| PROBLEM TO WORK ON |
Collect each line holding the string "members".

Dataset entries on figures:
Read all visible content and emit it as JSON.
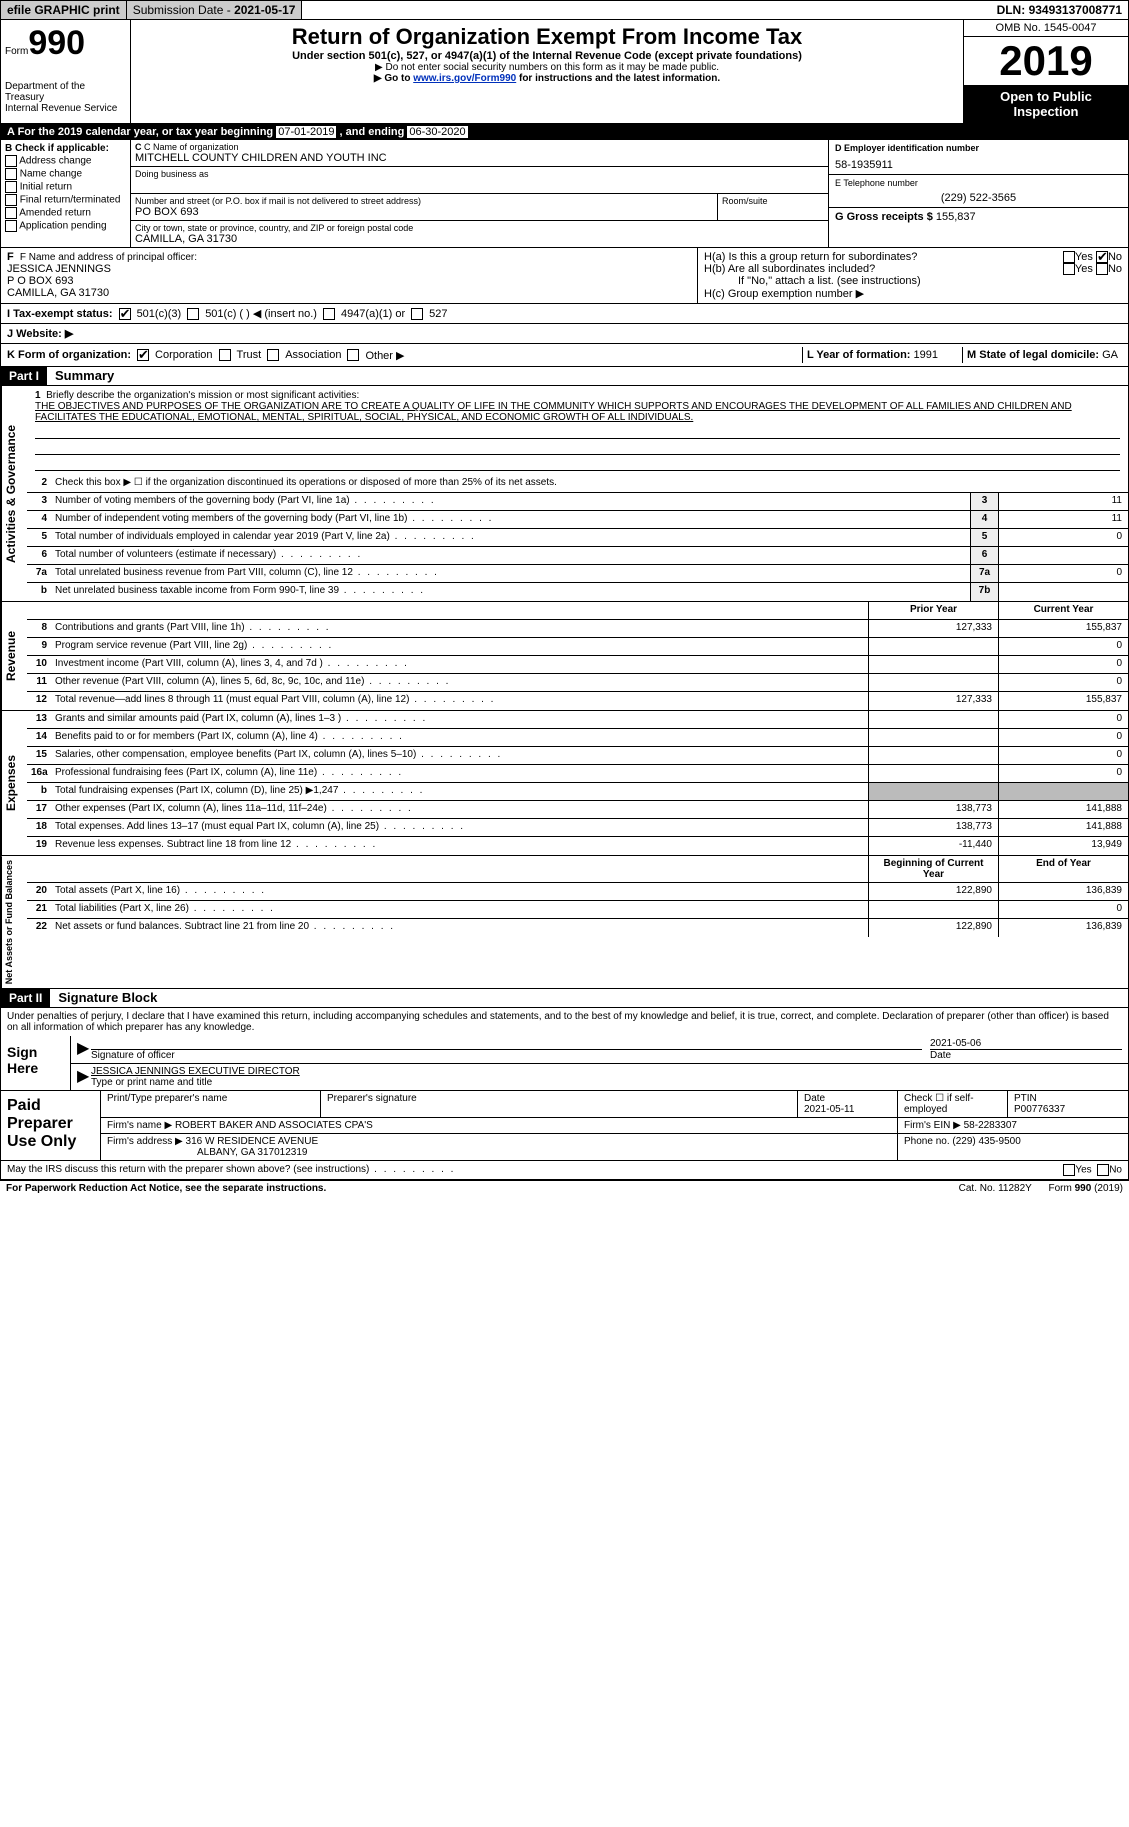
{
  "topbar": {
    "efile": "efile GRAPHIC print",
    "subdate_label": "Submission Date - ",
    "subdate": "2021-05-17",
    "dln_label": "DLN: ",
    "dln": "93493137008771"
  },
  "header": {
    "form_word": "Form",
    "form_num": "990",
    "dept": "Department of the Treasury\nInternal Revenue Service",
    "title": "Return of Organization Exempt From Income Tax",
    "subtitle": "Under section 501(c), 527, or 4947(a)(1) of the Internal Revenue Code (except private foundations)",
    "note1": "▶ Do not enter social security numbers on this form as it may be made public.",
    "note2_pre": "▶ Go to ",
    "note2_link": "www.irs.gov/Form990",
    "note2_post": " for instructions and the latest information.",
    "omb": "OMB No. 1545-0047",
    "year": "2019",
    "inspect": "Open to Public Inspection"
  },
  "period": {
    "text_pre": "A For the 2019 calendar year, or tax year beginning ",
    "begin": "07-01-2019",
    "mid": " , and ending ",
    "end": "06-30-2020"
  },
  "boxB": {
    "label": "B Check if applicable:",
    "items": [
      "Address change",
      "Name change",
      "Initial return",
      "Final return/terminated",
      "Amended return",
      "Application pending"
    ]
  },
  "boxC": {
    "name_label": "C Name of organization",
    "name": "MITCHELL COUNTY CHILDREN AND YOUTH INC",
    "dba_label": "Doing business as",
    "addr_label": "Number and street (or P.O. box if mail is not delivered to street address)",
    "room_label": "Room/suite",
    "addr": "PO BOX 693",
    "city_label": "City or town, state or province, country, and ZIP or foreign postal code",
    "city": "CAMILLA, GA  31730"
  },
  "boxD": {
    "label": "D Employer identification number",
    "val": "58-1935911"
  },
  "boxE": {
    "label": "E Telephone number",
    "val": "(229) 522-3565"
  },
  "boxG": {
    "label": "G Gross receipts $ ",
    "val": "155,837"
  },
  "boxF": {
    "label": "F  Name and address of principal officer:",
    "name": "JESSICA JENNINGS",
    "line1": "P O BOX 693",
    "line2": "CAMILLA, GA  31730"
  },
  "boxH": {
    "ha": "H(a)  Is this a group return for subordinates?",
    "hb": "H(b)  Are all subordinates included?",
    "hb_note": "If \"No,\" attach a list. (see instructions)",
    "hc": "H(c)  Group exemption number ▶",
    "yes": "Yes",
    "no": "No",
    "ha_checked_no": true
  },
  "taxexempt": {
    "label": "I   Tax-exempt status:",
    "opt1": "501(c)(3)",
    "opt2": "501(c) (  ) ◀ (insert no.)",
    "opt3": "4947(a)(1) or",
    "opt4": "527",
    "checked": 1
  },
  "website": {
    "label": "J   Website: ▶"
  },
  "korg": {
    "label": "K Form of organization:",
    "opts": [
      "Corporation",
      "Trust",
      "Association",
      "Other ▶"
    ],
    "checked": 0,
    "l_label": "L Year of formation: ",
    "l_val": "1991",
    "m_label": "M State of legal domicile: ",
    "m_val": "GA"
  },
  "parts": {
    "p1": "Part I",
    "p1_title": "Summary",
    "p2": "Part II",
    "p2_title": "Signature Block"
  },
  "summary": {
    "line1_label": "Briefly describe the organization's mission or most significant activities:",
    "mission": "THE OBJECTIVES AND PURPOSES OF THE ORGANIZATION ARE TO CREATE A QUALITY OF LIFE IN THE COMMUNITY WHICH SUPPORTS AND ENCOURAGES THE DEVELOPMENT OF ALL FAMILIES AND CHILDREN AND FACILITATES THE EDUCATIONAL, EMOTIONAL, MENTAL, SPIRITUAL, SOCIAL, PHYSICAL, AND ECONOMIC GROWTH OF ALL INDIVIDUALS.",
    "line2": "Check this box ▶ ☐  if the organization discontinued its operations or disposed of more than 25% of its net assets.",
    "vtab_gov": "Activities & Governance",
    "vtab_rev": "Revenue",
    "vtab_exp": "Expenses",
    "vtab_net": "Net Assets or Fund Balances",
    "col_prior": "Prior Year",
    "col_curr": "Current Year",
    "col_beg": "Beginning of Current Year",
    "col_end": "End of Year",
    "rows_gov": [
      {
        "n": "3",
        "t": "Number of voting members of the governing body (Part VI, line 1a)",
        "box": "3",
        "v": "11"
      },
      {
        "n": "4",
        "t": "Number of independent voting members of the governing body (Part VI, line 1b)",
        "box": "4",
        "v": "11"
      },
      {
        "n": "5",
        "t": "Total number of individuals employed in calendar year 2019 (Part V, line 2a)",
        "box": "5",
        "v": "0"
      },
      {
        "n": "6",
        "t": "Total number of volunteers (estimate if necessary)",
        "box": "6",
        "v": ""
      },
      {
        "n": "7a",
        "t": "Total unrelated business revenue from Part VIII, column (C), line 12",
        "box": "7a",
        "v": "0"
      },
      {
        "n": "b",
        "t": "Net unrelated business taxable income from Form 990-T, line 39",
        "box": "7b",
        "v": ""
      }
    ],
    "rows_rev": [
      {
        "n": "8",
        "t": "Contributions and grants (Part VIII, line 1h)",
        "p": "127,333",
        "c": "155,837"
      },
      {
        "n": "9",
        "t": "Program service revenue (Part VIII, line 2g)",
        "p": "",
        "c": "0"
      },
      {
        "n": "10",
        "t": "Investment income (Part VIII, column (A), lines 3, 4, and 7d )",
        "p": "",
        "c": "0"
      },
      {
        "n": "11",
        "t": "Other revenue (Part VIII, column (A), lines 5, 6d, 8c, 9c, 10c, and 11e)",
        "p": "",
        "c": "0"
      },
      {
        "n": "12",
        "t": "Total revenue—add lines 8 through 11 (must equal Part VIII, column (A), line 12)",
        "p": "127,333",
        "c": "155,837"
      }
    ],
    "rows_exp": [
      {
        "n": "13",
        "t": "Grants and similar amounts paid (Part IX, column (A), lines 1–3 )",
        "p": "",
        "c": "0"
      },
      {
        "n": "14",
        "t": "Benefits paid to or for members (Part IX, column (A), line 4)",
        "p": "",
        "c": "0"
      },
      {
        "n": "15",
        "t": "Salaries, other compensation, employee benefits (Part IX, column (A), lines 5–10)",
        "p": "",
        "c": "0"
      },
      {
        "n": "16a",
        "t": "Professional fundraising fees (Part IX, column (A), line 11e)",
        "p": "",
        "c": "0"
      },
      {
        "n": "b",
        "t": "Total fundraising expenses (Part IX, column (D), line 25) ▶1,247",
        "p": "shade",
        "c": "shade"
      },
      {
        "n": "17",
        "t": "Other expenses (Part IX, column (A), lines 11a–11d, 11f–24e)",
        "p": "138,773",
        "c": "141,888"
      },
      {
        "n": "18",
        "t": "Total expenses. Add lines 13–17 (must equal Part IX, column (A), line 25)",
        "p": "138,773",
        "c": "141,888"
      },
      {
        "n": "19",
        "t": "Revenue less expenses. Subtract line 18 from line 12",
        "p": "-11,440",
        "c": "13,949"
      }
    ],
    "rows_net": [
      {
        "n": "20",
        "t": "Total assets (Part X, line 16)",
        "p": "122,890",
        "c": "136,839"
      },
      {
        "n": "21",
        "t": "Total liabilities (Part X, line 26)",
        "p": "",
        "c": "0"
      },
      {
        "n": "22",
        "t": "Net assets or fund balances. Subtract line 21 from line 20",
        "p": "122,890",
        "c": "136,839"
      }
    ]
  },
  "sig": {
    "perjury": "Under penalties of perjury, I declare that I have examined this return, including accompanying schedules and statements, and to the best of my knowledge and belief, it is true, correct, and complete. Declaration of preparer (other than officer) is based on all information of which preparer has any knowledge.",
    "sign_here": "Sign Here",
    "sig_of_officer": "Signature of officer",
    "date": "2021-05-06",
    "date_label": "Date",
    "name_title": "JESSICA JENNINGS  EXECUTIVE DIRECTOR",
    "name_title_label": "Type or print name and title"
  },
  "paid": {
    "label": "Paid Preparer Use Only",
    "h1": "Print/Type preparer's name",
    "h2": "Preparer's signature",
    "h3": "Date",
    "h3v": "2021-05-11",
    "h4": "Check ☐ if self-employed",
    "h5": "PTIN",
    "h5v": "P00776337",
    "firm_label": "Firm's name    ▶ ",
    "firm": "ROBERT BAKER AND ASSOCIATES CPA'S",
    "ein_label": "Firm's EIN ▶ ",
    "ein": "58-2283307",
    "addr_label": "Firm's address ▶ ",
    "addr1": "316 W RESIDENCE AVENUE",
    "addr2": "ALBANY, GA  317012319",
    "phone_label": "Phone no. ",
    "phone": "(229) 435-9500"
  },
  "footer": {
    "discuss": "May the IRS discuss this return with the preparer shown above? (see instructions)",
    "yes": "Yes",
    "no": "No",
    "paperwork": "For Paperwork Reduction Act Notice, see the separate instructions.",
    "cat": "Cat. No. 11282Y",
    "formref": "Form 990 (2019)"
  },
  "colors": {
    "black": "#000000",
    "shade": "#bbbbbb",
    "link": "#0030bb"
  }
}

---

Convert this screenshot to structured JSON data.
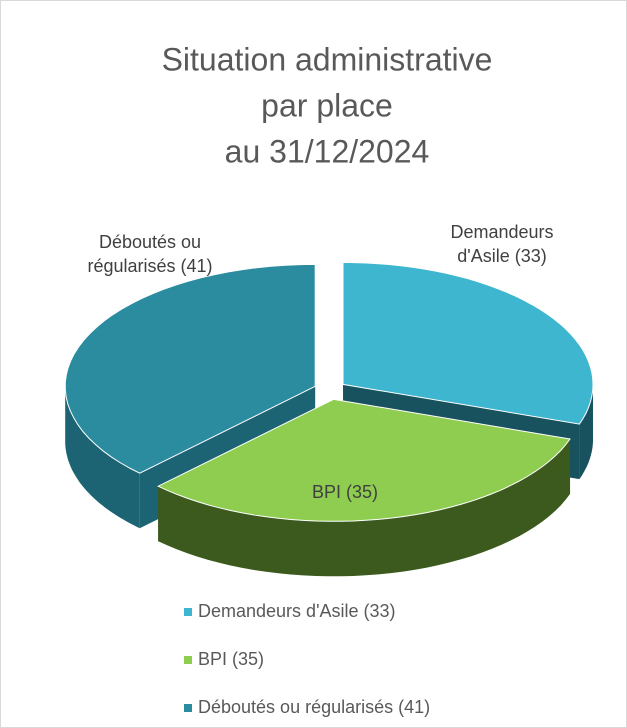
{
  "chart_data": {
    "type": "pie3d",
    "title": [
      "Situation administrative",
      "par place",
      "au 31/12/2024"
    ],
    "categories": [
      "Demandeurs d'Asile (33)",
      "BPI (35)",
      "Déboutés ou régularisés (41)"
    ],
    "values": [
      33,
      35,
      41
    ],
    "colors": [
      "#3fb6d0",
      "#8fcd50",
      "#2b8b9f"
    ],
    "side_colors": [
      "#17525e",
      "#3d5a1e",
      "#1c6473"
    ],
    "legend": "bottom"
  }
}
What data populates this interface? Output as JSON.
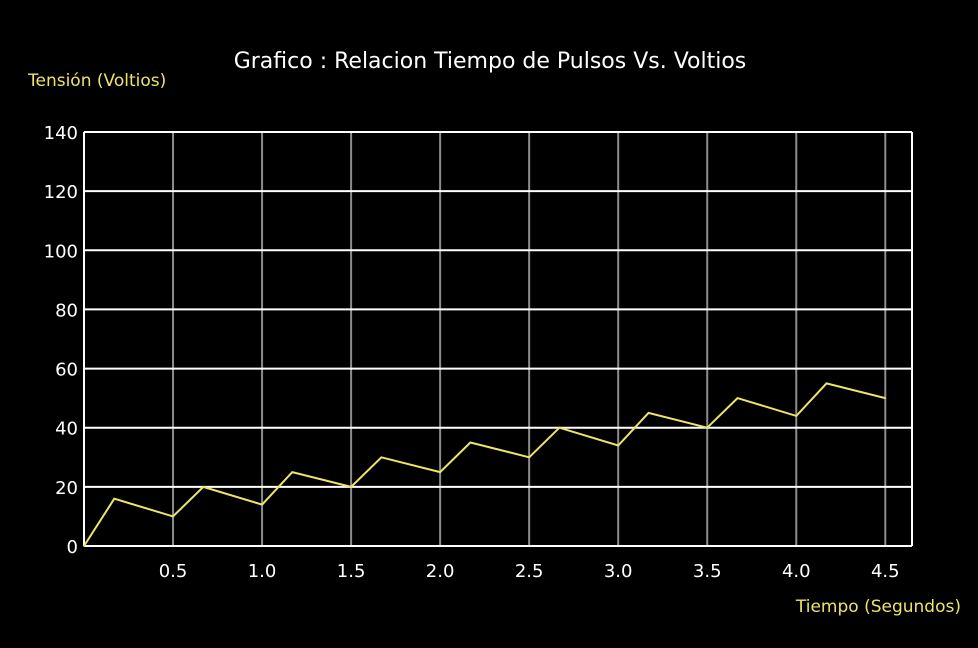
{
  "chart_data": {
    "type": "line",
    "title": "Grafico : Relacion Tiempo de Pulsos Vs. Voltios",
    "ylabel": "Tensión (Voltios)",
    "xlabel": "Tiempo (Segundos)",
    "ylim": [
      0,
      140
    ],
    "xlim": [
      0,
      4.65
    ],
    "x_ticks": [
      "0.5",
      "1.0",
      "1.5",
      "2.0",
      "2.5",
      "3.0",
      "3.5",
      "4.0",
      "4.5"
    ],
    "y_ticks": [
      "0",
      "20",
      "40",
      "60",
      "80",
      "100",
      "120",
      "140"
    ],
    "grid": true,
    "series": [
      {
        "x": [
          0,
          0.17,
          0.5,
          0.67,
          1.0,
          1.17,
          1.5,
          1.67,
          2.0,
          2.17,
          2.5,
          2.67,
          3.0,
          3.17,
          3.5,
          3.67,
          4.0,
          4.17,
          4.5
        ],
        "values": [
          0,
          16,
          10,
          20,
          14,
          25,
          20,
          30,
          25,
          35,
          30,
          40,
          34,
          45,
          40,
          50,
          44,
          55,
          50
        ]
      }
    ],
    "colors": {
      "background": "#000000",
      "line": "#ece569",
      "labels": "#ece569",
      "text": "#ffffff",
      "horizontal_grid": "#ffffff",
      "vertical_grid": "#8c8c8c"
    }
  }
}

==

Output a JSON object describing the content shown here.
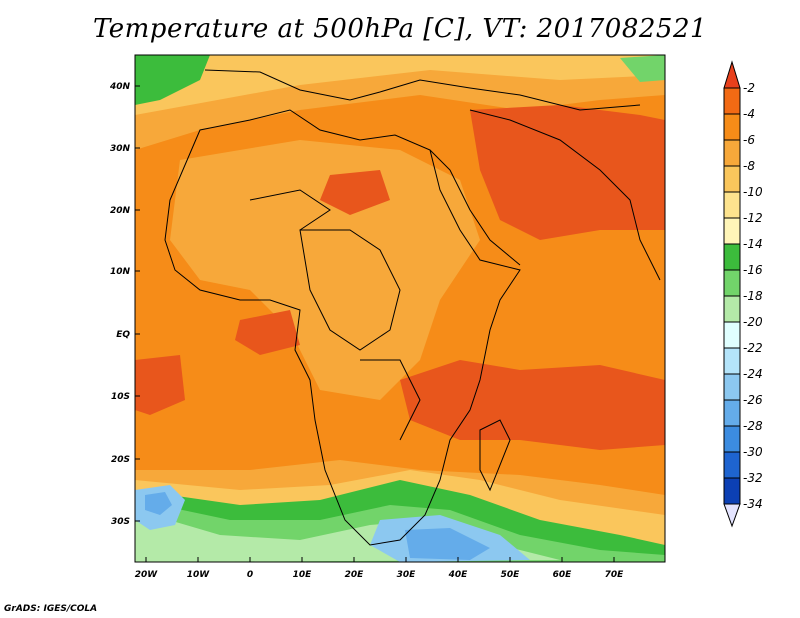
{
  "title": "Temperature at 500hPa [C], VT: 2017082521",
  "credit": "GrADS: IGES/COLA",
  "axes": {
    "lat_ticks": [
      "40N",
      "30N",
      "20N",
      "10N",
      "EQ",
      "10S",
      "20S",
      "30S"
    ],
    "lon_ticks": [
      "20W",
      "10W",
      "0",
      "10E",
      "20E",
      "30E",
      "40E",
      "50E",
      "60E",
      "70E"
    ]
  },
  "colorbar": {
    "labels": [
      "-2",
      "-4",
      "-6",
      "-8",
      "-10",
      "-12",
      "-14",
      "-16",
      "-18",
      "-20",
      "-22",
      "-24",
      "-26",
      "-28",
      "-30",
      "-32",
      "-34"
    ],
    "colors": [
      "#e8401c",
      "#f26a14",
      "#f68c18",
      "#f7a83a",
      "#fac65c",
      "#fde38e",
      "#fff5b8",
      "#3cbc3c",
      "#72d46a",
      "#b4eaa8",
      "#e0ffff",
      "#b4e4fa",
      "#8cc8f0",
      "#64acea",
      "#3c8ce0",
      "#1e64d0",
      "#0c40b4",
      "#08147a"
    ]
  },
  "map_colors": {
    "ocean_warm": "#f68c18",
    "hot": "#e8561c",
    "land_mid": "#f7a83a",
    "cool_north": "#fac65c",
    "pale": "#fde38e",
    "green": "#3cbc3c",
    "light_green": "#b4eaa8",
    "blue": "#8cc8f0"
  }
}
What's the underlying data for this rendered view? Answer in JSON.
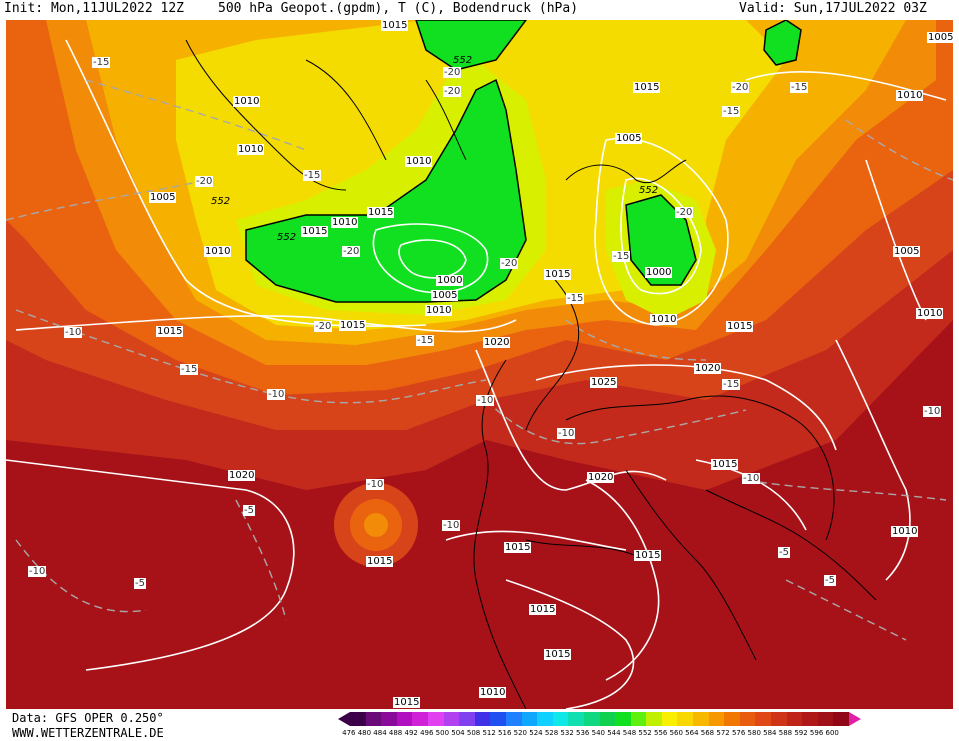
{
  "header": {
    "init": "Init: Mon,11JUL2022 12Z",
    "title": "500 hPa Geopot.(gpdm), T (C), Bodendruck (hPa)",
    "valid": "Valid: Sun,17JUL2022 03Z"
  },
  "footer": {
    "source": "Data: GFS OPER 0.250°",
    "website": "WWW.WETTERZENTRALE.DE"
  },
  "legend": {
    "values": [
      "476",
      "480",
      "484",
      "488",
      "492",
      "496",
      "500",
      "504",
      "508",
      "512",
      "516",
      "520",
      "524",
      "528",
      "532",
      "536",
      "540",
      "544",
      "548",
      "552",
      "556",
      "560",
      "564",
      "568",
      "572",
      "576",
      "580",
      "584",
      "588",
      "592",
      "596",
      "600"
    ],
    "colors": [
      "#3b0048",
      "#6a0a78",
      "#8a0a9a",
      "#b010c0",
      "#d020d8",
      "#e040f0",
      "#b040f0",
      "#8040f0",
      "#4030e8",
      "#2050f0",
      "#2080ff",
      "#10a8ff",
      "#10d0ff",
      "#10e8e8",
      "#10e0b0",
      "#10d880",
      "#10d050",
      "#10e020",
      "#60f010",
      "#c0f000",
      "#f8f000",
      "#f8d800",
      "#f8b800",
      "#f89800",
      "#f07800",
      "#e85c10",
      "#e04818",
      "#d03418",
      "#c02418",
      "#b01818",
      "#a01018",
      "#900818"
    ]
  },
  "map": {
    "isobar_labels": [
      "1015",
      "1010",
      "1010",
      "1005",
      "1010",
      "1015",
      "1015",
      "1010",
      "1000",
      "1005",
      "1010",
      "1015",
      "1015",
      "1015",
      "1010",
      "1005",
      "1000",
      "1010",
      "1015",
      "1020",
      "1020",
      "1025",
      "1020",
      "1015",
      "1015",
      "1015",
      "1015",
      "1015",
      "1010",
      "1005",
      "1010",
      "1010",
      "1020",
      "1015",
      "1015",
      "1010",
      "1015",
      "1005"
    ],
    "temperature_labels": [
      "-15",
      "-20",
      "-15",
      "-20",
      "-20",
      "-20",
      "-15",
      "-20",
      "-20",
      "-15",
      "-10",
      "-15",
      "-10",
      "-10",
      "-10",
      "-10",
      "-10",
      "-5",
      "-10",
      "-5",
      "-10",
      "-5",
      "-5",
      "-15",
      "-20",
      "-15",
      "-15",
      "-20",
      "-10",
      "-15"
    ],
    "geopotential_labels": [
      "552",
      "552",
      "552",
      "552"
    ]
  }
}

| EXERCISE ANSWER |
        "t": "Number of voting members of the governing body (Part VI, line 1a)",
        "t": "Number of independent voting members of the governing body (Part VI, line 1b)",
        "t": "Benefits paid to or for members (Part IX, column (A), line 4)",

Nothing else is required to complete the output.